Written problem :: Each line that holds the word "name" counts once; report the total and nothing else.

Records to use ::
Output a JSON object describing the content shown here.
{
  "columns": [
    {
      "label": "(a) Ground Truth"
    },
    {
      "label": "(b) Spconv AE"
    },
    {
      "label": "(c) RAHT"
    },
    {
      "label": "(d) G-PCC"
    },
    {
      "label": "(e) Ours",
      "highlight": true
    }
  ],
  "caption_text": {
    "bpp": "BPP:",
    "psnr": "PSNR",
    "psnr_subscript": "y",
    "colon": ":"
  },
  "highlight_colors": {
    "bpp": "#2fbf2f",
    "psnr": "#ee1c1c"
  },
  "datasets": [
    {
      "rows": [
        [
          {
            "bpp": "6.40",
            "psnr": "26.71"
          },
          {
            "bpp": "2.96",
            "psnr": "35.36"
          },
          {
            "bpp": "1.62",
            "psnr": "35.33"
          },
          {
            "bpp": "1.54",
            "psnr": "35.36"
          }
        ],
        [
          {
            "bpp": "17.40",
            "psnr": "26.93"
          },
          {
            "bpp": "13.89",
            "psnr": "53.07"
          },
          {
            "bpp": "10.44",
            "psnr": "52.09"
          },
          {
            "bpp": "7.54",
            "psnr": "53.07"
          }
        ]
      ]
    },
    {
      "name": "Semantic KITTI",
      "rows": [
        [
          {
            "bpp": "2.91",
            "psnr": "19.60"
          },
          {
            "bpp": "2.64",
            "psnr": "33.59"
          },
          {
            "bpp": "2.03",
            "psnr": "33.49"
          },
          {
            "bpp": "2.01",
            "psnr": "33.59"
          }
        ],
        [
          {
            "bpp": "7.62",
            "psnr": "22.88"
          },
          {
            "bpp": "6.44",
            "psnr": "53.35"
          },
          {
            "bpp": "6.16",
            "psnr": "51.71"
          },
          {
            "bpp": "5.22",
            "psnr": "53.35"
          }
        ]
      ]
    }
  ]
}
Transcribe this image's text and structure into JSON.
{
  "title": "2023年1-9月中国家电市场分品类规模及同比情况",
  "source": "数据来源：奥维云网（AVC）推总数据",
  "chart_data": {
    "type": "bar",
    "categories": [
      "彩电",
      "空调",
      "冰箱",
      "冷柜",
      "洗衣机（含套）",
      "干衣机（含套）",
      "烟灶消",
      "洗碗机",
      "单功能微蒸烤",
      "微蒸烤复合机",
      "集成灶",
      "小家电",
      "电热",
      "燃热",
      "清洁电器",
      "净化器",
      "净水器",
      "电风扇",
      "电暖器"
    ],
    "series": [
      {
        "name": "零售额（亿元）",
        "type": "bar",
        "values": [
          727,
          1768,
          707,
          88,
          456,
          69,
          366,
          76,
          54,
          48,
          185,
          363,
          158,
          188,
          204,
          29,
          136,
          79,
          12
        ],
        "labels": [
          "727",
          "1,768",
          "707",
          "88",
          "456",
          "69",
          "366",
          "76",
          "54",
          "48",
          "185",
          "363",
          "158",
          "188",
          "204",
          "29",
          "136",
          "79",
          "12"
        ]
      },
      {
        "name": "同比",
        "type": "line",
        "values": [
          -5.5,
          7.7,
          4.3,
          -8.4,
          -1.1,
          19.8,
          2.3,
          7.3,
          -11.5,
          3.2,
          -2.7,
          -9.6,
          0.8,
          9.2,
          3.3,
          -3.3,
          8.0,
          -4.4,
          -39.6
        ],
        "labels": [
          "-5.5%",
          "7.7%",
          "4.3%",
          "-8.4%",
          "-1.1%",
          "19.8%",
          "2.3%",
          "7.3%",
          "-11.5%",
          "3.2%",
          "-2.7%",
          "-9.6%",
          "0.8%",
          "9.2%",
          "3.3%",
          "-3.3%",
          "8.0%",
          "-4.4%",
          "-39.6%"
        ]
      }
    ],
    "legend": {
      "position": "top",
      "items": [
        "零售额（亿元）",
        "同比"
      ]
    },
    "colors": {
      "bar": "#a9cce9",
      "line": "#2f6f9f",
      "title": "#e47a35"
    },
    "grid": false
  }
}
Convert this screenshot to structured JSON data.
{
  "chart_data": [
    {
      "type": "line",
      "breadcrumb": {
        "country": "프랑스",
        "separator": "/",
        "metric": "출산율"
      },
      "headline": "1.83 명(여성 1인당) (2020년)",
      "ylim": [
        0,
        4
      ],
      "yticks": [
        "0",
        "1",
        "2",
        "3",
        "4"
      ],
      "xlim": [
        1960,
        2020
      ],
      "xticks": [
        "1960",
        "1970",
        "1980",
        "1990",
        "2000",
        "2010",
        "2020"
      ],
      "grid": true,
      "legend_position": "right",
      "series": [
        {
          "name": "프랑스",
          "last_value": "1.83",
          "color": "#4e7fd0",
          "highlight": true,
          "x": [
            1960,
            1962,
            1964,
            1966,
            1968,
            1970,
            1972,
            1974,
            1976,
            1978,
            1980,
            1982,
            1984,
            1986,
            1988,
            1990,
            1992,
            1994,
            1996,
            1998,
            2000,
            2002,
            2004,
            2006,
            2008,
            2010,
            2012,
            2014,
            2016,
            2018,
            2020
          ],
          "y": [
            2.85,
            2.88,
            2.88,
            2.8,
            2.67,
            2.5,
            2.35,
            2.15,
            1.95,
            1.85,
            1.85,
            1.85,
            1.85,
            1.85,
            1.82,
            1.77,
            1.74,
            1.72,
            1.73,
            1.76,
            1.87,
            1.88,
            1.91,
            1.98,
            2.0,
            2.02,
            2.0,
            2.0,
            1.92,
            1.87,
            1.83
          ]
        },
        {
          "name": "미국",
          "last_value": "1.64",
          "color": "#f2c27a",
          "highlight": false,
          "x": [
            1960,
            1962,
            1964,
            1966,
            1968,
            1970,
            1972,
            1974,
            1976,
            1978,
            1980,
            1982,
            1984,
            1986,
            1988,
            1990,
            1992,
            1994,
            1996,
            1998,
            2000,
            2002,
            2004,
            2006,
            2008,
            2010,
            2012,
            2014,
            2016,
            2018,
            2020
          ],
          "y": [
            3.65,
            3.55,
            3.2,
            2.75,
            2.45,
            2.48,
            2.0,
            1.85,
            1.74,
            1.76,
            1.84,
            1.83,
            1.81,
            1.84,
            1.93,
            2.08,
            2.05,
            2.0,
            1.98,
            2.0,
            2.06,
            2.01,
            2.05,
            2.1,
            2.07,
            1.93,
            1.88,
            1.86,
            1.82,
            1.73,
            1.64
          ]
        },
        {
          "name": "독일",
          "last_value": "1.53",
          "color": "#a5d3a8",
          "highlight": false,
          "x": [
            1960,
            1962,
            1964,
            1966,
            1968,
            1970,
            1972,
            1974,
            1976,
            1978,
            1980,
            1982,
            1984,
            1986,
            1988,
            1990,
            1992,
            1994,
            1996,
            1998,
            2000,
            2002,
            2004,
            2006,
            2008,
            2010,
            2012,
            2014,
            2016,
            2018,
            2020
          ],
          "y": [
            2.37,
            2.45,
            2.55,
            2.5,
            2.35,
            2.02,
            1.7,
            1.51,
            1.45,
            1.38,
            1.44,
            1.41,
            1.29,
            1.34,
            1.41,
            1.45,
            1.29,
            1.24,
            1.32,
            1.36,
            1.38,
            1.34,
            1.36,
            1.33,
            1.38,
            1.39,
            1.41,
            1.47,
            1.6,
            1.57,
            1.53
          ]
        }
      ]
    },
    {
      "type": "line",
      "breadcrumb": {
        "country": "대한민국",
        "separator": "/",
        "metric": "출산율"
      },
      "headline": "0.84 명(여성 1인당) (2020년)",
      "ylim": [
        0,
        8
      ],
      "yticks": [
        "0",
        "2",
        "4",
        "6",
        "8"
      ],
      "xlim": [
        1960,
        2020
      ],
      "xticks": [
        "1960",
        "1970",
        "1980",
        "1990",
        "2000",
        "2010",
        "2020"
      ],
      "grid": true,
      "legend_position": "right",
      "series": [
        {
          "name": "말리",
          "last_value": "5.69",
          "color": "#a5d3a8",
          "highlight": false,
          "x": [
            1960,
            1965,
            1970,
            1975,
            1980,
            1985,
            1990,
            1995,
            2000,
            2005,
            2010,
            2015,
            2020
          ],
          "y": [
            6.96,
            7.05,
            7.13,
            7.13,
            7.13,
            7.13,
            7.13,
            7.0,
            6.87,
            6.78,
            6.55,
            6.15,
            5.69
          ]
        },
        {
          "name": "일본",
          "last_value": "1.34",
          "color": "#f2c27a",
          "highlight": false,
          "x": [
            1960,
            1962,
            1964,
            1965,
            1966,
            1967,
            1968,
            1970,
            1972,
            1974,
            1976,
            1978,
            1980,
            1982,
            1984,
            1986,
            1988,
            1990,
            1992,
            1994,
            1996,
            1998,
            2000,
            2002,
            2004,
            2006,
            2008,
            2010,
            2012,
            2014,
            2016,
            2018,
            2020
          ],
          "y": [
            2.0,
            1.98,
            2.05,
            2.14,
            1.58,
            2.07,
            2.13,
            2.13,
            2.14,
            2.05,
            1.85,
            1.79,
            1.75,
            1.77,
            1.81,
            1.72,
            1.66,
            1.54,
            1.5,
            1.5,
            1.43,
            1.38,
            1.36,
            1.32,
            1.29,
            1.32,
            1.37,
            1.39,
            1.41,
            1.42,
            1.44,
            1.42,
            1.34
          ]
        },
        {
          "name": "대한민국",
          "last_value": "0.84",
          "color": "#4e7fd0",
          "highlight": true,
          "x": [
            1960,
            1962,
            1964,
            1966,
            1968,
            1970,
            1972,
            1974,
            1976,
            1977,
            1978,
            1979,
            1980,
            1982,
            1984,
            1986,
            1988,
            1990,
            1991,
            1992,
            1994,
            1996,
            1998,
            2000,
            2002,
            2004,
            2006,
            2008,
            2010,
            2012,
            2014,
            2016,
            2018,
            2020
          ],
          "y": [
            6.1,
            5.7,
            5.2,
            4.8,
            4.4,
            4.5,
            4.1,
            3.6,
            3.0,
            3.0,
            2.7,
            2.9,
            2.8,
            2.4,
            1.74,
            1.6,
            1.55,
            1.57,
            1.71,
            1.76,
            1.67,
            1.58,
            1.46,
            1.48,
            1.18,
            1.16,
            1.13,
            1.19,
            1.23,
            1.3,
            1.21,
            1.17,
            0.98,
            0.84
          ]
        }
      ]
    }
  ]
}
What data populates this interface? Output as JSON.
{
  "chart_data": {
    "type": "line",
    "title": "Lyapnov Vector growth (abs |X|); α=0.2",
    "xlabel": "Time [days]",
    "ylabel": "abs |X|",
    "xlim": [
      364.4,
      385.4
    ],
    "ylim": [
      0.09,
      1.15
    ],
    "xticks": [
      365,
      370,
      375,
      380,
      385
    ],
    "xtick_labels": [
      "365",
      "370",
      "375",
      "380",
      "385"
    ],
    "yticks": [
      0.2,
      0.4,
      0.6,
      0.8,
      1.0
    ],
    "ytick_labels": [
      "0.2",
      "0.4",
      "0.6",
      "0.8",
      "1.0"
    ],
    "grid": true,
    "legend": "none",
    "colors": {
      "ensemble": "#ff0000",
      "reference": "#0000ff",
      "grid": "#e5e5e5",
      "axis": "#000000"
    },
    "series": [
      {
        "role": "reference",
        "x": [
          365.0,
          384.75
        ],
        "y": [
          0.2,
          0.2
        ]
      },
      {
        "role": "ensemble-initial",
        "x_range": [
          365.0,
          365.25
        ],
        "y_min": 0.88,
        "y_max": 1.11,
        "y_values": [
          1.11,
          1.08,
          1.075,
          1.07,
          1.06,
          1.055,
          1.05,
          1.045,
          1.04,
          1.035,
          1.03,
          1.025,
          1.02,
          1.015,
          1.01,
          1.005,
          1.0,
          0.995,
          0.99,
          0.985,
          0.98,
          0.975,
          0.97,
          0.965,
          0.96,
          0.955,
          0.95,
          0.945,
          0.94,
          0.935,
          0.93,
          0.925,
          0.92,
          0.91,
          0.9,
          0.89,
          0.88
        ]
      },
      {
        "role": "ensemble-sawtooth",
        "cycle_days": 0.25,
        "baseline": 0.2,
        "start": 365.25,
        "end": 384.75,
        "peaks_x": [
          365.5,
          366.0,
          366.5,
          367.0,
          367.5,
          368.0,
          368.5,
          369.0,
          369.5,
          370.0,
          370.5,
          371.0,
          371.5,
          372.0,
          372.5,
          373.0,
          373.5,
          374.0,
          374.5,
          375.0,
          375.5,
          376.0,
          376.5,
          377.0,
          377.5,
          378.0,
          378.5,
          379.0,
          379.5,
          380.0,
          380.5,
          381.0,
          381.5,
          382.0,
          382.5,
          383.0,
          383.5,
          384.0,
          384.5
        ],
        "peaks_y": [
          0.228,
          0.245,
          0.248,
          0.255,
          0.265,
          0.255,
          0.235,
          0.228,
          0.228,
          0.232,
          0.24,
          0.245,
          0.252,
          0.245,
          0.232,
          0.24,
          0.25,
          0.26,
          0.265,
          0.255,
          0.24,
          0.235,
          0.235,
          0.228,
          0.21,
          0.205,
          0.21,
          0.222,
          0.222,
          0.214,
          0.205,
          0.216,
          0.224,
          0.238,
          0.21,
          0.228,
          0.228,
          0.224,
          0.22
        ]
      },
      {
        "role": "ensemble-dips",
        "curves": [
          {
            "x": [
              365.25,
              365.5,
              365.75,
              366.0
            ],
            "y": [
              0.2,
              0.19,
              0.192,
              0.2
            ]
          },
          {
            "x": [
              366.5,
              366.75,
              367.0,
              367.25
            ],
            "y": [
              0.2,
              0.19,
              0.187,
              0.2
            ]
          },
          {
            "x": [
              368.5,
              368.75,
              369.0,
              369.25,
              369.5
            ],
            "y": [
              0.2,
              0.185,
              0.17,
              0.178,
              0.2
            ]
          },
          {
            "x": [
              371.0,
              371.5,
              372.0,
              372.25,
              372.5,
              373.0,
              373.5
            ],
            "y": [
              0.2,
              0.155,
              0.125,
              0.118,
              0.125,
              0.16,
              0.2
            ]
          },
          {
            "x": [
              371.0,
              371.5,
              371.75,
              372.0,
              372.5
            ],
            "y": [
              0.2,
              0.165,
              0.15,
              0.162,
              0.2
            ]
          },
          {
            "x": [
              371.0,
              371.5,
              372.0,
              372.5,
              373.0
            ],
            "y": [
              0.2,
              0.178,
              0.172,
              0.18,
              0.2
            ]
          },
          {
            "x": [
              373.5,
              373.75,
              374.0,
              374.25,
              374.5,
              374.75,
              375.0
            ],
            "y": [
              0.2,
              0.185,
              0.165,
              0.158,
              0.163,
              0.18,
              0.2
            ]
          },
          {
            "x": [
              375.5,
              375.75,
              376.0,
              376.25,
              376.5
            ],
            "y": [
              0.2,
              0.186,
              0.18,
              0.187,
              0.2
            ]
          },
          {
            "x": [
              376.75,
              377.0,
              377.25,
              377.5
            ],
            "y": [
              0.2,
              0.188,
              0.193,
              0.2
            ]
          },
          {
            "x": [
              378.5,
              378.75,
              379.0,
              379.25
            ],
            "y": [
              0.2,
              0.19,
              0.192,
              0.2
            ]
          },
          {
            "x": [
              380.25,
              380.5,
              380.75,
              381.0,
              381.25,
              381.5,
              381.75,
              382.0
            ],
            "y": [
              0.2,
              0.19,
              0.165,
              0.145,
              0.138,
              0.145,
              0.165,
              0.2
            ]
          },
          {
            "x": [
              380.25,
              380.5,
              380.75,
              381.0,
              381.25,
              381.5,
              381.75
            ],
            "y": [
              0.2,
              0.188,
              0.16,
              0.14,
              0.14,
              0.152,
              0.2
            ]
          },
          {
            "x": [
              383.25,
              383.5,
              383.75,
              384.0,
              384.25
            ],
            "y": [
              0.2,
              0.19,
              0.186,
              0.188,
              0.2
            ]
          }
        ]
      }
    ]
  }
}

Worked answer :: 9